:: Problem statement ::
Go through the material below and copy all lines with "title".

:: Excerpted data ::
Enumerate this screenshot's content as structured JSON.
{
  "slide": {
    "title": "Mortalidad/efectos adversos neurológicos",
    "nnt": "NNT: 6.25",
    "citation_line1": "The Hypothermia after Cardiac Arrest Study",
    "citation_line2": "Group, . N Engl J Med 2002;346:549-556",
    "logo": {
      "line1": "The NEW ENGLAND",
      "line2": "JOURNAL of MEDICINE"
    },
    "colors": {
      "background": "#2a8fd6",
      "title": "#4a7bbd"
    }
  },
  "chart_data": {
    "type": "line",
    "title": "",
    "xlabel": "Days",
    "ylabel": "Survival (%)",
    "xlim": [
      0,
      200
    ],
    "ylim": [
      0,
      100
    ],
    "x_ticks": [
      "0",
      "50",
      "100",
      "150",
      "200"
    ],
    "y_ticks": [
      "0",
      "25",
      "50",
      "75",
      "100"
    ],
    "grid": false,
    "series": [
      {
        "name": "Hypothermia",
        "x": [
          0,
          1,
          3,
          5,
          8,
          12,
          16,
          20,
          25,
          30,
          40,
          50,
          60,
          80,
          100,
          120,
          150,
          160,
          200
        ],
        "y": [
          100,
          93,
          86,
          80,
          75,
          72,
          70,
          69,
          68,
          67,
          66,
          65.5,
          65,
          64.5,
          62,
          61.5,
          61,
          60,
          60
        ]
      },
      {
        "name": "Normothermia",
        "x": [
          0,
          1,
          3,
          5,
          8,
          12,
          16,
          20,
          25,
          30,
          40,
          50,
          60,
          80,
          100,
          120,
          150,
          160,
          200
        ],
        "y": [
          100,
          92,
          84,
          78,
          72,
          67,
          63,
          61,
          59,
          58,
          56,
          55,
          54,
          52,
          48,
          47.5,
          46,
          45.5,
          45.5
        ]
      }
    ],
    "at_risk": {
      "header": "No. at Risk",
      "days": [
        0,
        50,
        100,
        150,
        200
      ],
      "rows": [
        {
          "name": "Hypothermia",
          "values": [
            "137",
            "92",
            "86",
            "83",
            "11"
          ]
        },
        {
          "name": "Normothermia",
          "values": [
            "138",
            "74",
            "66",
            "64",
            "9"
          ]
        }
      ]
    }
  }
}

:: Answer to the task ::
    "title": "Mortalidad/efectos adversos neurológicos",
      "title": "#4a7bbd"
    "title": "",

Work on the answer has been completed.